• **WHAT TO PRODUCE**:
Repeat the material verbatim and drop the pictures.

Figure collection entries
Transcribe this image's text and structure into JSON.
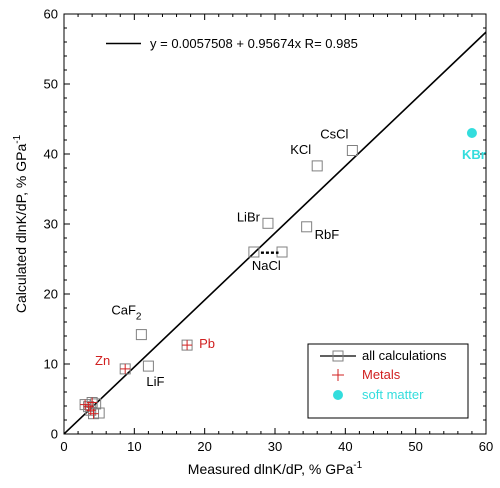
{
  "chart_data": {
    "type": "scatter",
    "xlabel": {
      "main": "Measured dlnK/dP, % GPa",
      "sup": "-1"
    },
    "ylabel": {
      "main": "Calculated dlnK/dP, % GPa",
      "sup": "-1"
    },
    "xlim": [
      0,
      60
    ],
    "ylim": [
      0,
      60
    ],
    "xticks": [
      "0",
      "10",
      "20",
      "30",
      "40",
      "50",
      "60"
    ],
    "yticks": [
      "0",
      "10",
      "20",
      "30",
      "40",
      "50",
      "60"
    ],
    "grid": false,
    "fit": {
      "label": "y = 0.0057508 + 0.95674x   R= 0.985",
      "intercept": 0.0057508,
      "slope": 0.95674,
      "R": 0.985
    },
    "colors": {
      "calc": "#808080",
      "metal": "#d02020",
      "soft": "#33dddd",
      "text": "#000000"
    },
    "series": [
      {
        "name": "all calculations",
        "marker": "square",
        "points": [
          {
            "x": 41.0,
            "y": 40.5,
            "label": "CsCl"
          },
          {
            "x": 36.0,
            "y": 38.3,
            "label": "KCl"
          },
          {
            "x": 29.0,
            "y": 30.1,
            "label": "LiBr"
          },
          {
            "x": 34.5,
            "y": 29.6,
            "label": "RbF"
          },
          {
            "x": 27.0,
            "y": 26.0,
            "label": "NaCl"
          },
          {
            "x": 31.0,
            "y": 26.0
          },
          {
            "x": 11.0,
            "y": 14.2,
            "label": "CaF2"
          },
          {
            "x": 12.0,
            "y": 9.7,
            "label": "LiF"
          },
          {
            "x": 17.5,
            "y": 12.7
          },
          {
            "x": 8.7,
            "y": 9.3
          },
          {
            "x": 3.0,
            "y": 4.2
          },
          {
            "x": 3.5,
            "y": 3.9
          },
          {
            "x": 4.0,
            "y": 4.5
          },
          {
            "x": 4.5,
            "y": 4.3
          },
          {
            "x": 3.8,
            "y": 3.4
          },
          {
            "x": 4.2,
            "y": 2.9
          },
          {
            "x": 5.0,
            "y": 3.0
          }
        ]
      },
      {
        "name": "Metals",
        "marker": "plus",
        "points": [
          {
            "x": 17.5,
            "y": 12.7,
            "label": "Pb"
          },
          {
            "x": 8.7,
            "y": 9.3,
            "label": "Zn"
          },
          {
            "x": 3.0,
            "y": 4.2
          },
          {
            "x": 3.5,
            "y": 3.9
          },
          {
            "x": 4.0,
            "y": 4.5
          },
          {
            "x": 3.8,
            "y": 3.4
          },
          {
            "x": 4.2,
            "y": 2.9
          }
        ]
      },
      {
        "name": "soft matter",
        "marker": "circle",
        "points": [
          {
            "x": 58.0,
            "y": 43.0,
            "label": "KBr"
          }
        ]
      }
    ],
    "nacl_range": {
      "x": [
        28.0,
        30.5
      ],
      "y": 25.9
    },
    "legend": {
      "position": "bottom-right"
    }
  }
}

• **COMPLETE OUTPUT**:
Transcribe this image's text and structure into JSON.
{
  "chart_data": {
    "type": "scatter",
    "xlabel": {
      "main": "Measured dlnK/dP, % GPa",
      "sup": "-1"
    },
    "ylabel": {
      "main": "Calculated dlnK/dP, % GPa",
      "sup": "-1"
    },
    "xlim": [
      0,
      60
    ],
    "ylim": [
      0,
      60
    ],
    "xticks": [
      "0",
      "10",
      "20",
      "30",
      "40",
      "50",
      "60"
    ],
    "yticks": [
      "0",
      "10",
      "20",
      "30",
      "40",
      "50",
      "60"
    ],
    "grid": false,
    "fit": {
      "label": "y = 0.0057508 + 0.95674x   R= 0.985",
      "intercept": 0.0057508,
      "slope": 0.95674,
      "R": 0.985
    },
    "colors": {
      "calc": "#808080",
      "metal": "#d02020",
      "soft": "#33dddd",
      "text": "#000000"
    },
    "series": [
      {
        "name": "all calculations",
        "marker": "square",
        "points": [
          {
            "x": 41.0,
            "y": 40.5,
            "label": "CsCl"
          },
          {
            "x": 36.0,
            "y": 38.3,
            "label": "KCl"
          },
          {
            "x": 29.0,
            "y": 30.1,
            "label": "LiBr"
          },
          {
            "x": 34.5,
            "y": 29.6,
            "label": "RbF"
          },
          {
            "x": 27.0,
            "y": 26.0,
            "label": "NaCl"
          },
          {
            "x": 31.0,
            "y": 26.0
          },
          {
            "x": 11.0,
            "y": 14.2,
            "label": "CaF2"
          },
          {
            "x": 12.0,
            "y": 9.7,
            "label": "LiF"
          },
          {
            "x": 17.5,
            "y": 12.7
          },
          {
            "x": 8.7,
            "y": 9.3
          },
          {
            "x": 3.0,
            "y": 4.2
          },
          {
            "x": 3.5,
            "y": 3.9
          },
          {
            "x": 4.0,
            "y": 4.5
          },
          {
            "x": 4.5,
            "y": 4.3
          },
          {
            "x": 3.8,
            "y": 3.4
          },
          {
            "x": 4.2,
            "y": 2.9
          },
          {
            "x": 5.0,
            "y": 3.0
          }
        ]
      },
      {
        "name": "Metals",
        "marker": "plus",
        "points": [
          {
            "x": 17.5,
            "y": 12.7,
            "label": "Pb"
          },
          {
            "x": 8.7,
            "y": 9.3,
            "label": "Zn"
          },
          {
            "x": 3.0,
            "y": 4.2
          },
          {
            "x": 3.5,
            "y": 3.9
          },
          {
            "x": 4.0,
            "y": 4.5
          },
          {
            "x": 3.8,
            "y": 3.4
          },
          {
            "x": 4.2,
            "y": 2.9
          }
        ]
      },
      {
        "name": "soft matter",
        "marker": "circle",
        "points": [
          {
            "x": 58.0,
            "y": 43.0,
            "label": "KBr"
          }
        ]
      }
    ],
    "nacl_range": {
      "x": [
        28.0,
        30.5
      ],
      "y": 25.9
    },
    "legend": {
      "position": "bottom-right"
    }
  }
}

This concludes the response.